**Instructions for the task:**
Go through the material and write it all out exactly, minus the pictures.

**Provided data:**
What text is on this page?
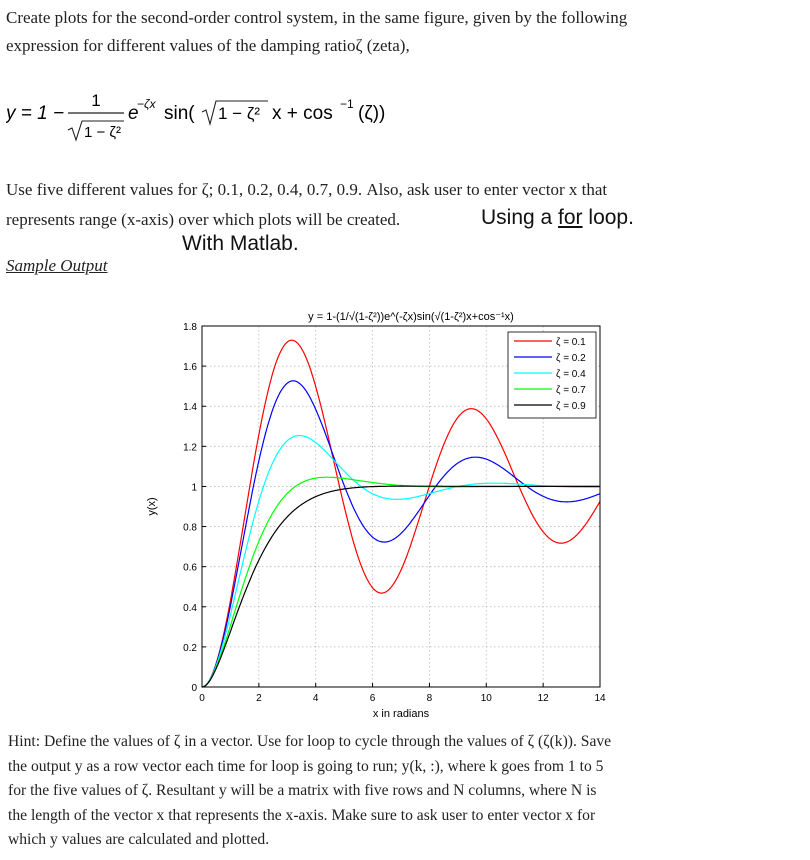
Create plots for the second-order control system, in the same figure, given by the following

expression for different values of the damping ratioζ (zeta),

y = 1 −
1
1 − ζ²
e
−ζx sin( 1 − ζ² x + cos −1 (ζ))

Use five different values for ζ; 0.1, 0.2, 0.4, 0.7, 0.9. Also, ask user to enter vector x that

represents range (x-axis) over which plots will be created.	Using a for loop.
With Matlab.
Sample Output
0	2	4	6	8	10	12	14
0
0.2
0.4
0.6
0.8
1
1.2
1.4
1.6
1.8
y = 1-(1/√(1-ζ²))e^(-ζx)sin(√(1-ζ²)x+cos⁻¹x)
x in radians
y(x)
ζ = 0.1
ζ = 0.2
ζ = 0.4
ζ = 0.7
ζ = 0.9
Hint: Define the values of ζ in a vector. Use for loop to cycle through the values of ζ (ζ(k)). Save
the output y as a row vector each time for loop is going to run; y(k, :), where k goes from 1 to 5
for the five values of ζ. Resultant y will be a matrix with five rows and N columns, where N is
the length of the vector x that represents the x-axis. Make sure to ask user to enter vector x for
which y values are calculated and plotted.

**Worked solution:**
What text is on this page?
Create plots for the second-order control system, in the same figure, given by the following

expression for different values of the damping ratioζ (zeta),

y = 1 −
1
1 − ζ²
e
−ζx sin( 1 − ζ² x + cos −1 (ζ))

Use five different values for ζ; 0.1, 0.2, 0.4, 0.7, 0.9. Also, ask user to enter vector x that

represents range (x-axis) over which plots will be created.	Using a for loop.
With Matlab.
Sample Output
0	2	4	6	8	10	12	14
0
0.2
0.4
0.6
0.8
1
1.2
1.4
1.6
1.8
y = 1-(1/√(1-ζ²))e^(-ζx)sin(√(1-ζ²)x+cos⁻¹x)
x in radians
y(x)
ζ = 0.1
ζ = 0.2
ζ = 0.4
ζ = 0.7
ζ = 0.9
Hint: Define the values of ζ in a vector. Use for loop to cycle through the values of ζ (ζ(k)). Save
the output y as a row vector each time for loop is going to run; y(k, :), where k goes from 1 to 5
for the five values of ζ. Resultant y will be a matrix with five rows and N columns, where N is
the length of the vector x that represents the x-axis. Make sure to ask user to enter vector x for
which y values are calculated and plotted.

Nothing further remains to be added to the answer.